TO BE DONE
Each line below should be reproduced without any alteration.

EXTRACTED DATA
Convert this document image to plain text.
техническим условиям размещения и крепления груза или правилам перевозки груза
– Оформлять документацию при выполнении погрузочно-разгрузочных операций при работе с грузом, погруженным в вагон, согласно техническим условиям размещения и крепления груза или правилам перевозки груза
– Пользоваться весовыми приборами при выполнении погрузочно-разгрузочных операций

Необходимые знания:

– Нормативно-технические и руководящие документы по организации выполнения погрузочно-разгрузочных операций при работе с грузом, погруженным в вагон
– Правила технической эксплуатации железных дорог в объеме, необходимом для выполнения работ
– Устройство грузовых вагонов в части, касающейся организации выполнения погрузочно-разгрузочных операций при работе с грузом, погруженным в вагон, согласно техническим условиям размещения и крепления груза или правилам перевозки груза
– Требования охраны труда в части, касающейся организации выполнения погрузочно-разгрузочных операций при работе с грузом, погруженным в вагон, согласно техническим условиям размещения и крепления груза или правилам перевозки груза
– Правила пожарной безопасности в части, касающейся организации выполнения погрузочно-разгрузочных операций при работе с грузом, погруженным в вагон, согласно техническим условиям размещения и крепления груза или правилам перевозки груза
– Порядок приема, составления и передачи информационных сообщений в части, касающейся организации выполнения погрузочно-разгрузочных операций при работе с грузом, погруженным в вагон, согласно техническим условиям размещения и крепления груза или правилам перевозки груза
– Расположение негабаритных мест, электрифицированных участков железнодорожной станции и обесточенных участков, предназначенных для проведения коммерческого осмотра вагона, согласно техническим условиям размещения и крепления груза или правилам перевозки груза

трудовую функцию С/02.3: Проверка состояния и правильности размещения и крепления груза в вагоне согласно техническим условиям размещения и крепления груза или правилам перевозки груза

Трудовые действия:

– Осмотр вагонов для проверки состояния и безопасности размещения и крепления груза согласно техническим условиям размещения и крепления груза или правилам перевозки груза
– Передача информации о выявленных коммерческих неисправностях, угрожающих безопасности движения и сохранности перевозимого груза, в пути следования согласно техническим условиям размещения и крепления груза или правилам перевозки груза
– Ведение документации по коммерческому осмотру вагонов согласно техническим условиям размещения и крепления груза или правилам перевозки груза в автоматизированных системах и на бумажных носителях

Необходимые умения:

ANSWER TO THE EXERCISE
Convert this document image to plain text.
техническим условиям размещения и крепления груза или правилам перевозки груза
– Оформлять документацию при выполнении погрузочно-разгрузочных операций при работе с грузом, погруженным в вагон, согласно техническим условиям размещения и крепления груза или правилам перевозки груза
– Пользоваться весовыми приборами при выполнении погрузочно-разгрузочных операций

Необходимые знания:

– Нормативно-технические и руководящие документы по организации выполнения погрузочно-разгрузочных операций при работе с грузом, погруженным в вагон
– Правила технической эксплуатации железных дорог в объеме, необходимом для выполнения работ
– Устройство грузовых вагонов в части, касающейся организации выполнения погрузочно-разгрузочных операций при работе с грузом, погруженным в вагон, согласно техническим условиям размещения и крепления груза или правилам перевозки груза
– Требования охраны труда в части, касающейся организации выполнения погрузочно-разгрузочных операций при работе с грузом, погруженным в вагон, согласно техническим условиям размещения и крепления груза или правилам перевозки груза
– Правила пожарной безопасности в части, касающейся организации выполнения погрузочно-разгрузочных операций при работе с грузом, погруженным в вагон, согласно техническим условиям размещения и крепления груза или правилам перевозки груза
– Порядок приема, составления и передачи информационных сообщений в части, касающейся организации выполнения погрузочно-разгрузочных операций при работе с грузом, погруженным в вагон, согласно техническим условиям размещения и крепления груза или правилам перевозки груза
– Расположение негабаритных мест, электрифицированных участков железнодорожной станции и обесточенных участков, предназначенных для проведения коммерческого осмотра вагона, согласно техническим условиям размещения и крепления груза или правилам перевозки груза

трудовую функцию С/02.3: Проверка состояния и правильности размещения и крепления груза в вагоне согласно техническим условиям размещения и крепления груза или правилам перевозки груза

Трудовые действия:

– Осмотр вагонов для проверки состояния и безопасности размещения и крепления груза согласно техническим условиям размещения и крепления груза или правилам перевозки груза
– Передача информации о выявленных коммерческих неисправностях, угрожающих безопасности движения и сохранности перевозимого груза, в пути следования согласно техническим условиям размещения и крепления груза или правилам перевозки груза
– Ведение документации по коммерческому осмотру вагонов согласно техническим условиям размещения и крепления груза или правилам перевозки груза в автоматизированных системах и на бумажных носителях

Необходимые умения:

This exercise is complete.